__TASK INPUT__:
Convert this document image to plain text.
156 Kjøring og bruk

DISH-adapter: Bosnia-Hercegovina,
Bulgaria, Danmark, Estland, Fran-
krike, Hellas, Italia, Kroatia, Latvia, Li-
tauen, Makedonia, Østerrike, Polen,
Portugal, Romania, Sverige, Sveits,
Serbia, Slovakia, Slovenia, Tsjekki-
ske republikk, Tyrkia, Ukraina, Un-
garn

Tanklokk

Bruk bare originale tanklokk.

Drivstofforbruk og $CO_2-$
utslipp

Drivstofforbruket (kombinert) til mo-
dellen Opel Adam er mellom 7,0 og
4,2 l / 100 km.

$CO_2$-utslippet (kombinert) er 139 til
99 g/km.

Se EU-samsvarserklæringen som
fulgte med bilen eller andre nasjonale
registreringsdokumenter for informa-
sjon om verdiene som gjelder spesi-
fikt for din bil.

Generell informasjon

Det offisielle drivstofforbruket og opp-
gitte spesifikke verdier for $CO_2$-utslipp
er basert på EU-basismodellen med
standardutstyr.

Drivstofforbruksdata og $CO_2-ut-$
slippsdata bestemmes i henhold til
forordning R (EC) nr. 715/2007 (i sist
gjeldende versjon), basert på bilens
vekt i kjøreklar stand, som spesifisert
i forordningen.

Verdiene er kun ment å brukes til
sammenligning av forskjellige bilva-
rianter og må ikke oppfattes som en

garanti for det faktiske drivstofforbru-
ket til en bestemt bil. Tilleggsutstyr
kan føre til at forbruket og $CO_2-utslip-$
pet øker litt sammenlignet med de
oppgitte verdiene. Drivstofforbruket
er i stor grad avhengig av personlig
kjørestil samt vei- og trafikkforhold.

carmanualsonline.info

* * *

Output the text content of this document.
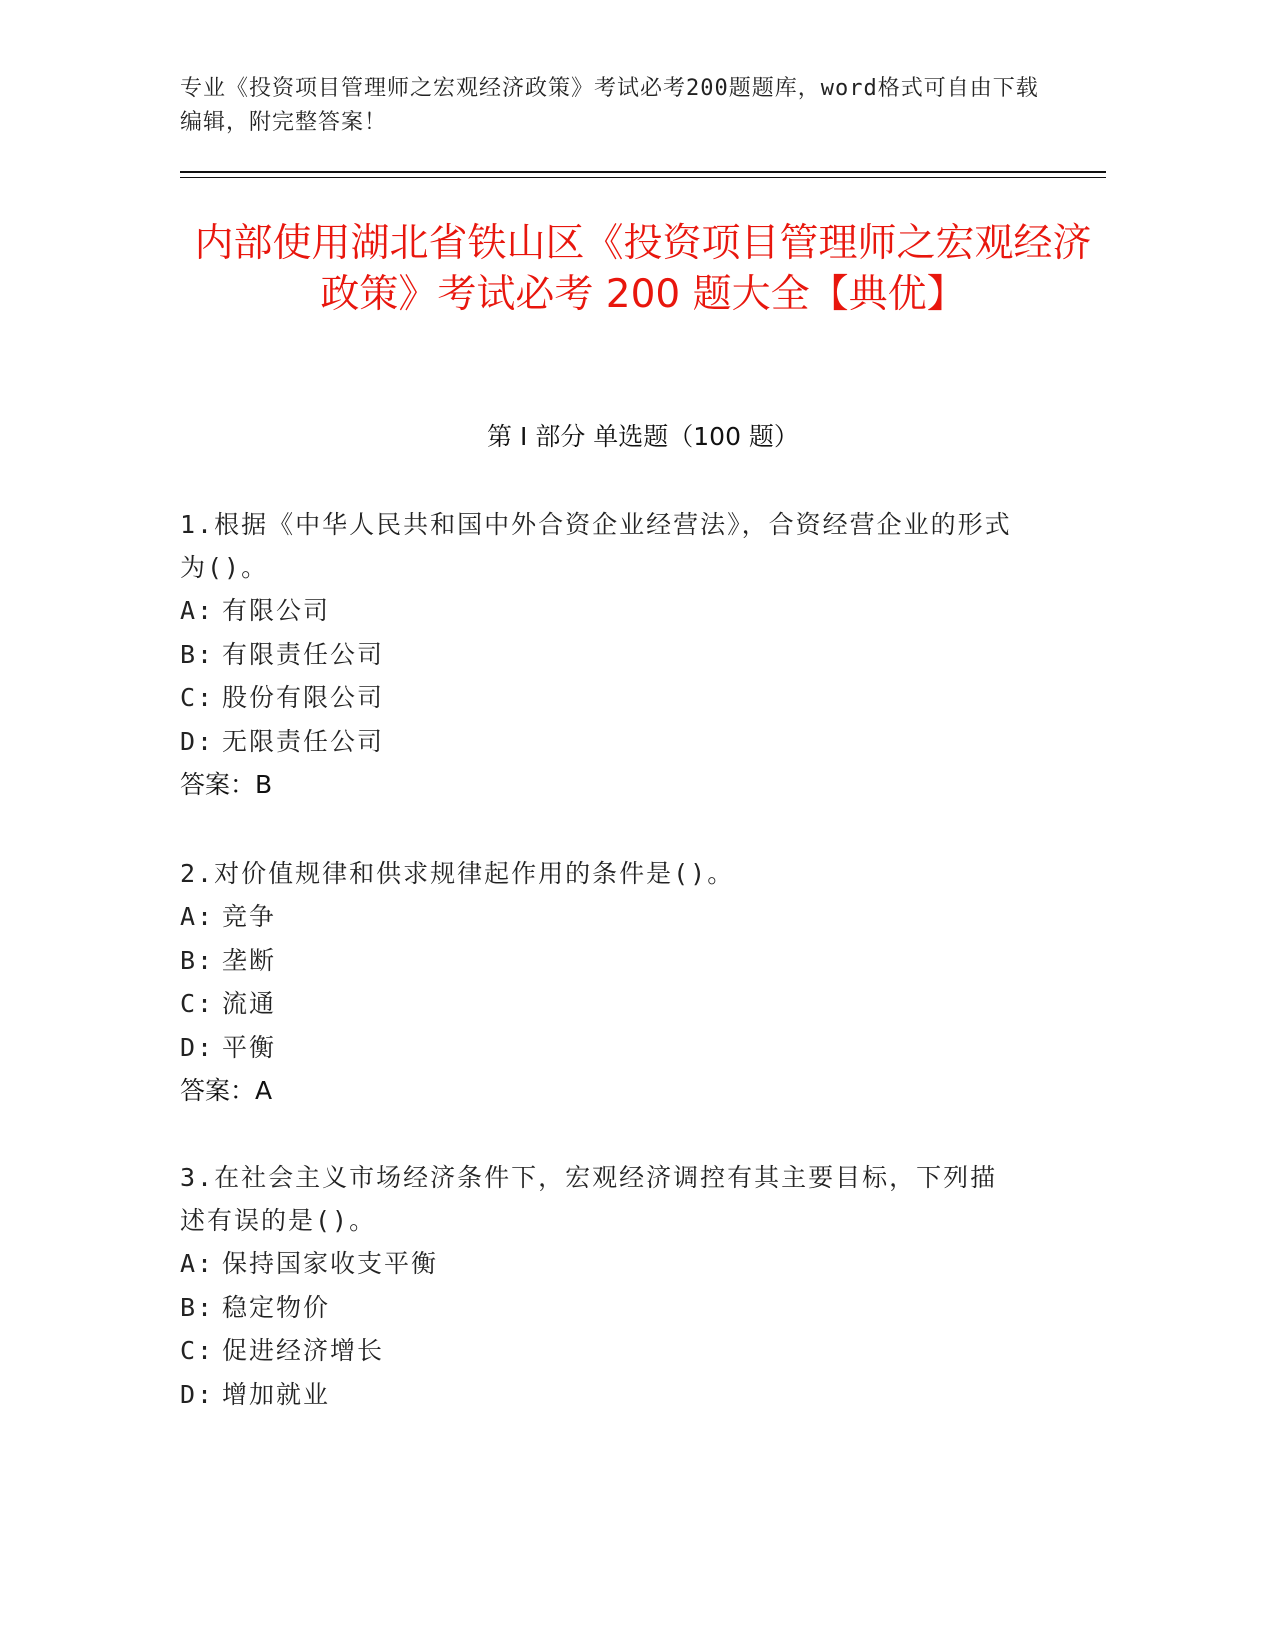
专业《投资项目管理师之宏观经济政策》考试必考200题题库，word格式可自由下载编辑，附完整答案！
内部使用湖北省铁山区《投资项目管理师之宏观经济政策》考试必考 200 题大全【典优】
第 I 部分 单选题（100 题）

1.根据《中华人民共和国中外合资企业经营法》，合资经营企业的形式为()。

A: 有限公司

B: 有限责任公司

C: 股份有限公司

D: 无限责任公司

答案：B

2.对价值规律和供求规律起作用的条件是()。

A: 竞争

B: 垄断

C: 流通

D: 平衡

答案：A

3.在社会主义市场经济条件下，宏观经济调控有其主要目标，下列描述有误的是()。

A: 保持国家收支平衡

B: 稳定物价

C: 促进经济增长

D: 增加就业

__WORK TO BE COMPLETED__:
Check every line in the material above for the string "basert", then give only the number of lines that have it.

__ANSWER TO THIS PROBLEM__:
2